What you will do →
The records below are made of lines; count those holding the word "untuk" and give the number only.

Records provided →
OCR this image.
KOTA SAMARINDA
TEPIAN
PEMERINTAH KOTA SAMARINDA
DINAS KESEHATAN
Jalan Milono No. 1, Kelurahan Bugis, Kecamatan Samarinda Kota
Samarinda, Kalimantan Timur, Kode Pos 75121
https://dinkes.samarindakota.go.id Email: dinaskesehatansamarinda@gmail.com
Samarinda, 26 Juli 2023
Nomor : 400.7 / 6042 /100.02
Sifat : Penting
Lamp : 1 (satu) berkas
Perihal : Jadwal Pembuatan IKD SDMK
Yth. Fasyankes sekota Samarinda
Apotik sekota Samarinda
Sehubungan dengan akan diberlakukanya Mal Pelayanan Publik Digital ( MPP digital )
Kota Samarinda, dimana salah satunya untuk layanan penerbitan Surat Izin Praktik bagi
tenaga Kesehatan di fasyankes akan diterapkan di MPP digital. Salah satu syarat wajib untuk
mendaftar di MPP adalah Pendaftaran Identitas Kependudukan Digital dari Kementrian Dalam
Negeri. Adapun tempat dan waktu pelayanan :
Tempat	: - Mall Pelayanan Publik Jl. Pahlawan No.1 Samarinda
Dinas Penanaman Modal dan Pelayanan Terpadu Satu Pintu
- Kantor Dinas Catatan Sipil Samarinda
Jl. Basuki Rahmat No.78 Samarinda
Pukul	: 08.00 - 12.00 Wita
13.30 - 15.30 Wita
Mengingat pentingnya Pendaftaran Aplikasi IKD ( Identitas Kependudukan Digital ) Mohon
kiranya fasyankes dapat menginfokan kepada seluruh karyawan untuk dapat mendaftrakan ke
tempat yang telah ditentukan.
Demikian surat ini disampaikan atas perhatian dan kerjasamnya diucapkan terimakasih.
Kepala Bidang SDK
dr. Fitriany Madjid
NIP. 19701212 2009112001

Exercise answer →
3